**Figure dataset records**.
__________

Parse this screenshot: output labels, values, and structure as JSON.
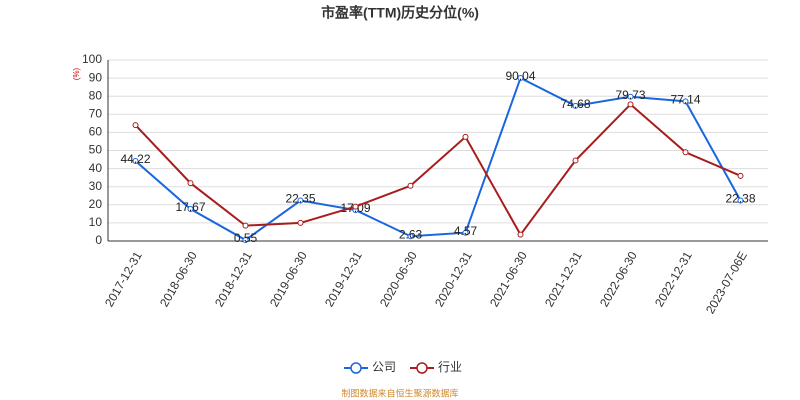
{
  "chart_data": {
    "type": "line",
    "title": "市盈率(TTM)历史分位(%)",
    "y_label": "(%)",
    "source": "制图数据来自恒生聚源数据库",
    "categories": [
      "2017-12-31",
      "2018-06-30",
      "2018-12-31",
      "2019-06-30",
      "2019-12-31",
      "2020-06-30",
      "2020-12-31",
      "2021-06-30",
      "2021-12-31",
      "2022-06-30",
      "2022-12-31",
      "2023-07-06E"
    ],
    "series": [
      {
        "name": "公司",
        "color": "#1a66e0",
        "values": [
          44.22,
          17.67,
          0.55,
          22.35,
          17.09,
          2.63,
          4.57,
          90.04,
          74.68,
          79.73,
          77.14,
          22.38
        ],
        "show_labels": true
      },
      {
        "name": "行业",
        "color": "#a81c1c",
        "values": [
          64,
          32,
          8.5,
          10,
          19,
          30.5,
          57.5,
          3.5,
          44.5,
          75.5,
          49,
          36
        ],
        "show_labels": false
      }
    ],
    "ylim": [
      0,
      100
    ],
    "yticks": [
      0,
      10,
      20,
      30,
      40,
      50,
      60,
      70,
      80,
      90,
      100
    ],
    "grid": true
  }
}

__________

**The request**. Return each line from the material above exactly, but not the pictures.

**The reply**.
Parse this screenshot: output labels, values, and structure as JSON.
{
  "chart_data": {
    "type": "line",
    "title": "市盈率(TTM)历史分位(%)",
    "y_label": "(%)",
    "source": "制图数据来自恒生聚源数据库",
    "categories": [
      "2017-12-31",
      "2018-06-30",
      "2018-12-31",
      "2019-06-30",
      "2019-12-31",
      "2020-06-30",
      "2020-12-31",
      "2021-06-30",
      "2021-12-31",
      "2022-06-30",
      "2022-12-31",
      "2023-07-06E"
    ],
    "series": [
      {
        "name": "公司",
        "color": "#1a66e0",
        "values": [
          44.22,
          17.67,
          0.55,
          22.35,
          17.09,
          2.63,
          4.57,
          90.04,
          74.68,
          79.73,
          77.14,
          22.38
        ],
        "show_labels": true
      },
      {
        "name": "行业",
        "color": "#a81c1c",
        "values": [
          64,
          32,
          8.5,
          10,
          19,
          30.5,
          57.5,
          3.5,
          44.5,
          75.5,
          49,
          36
        ],
        "show_labels": false
      }
    ],
    "ylim": [
      0,
      100
    ],
    "yticks": [
      0,
      10,
      20,
      30,
      40,
      50,
      60,
      70,
      80,
      90,
      100
    ],
    "grid": true
  }
}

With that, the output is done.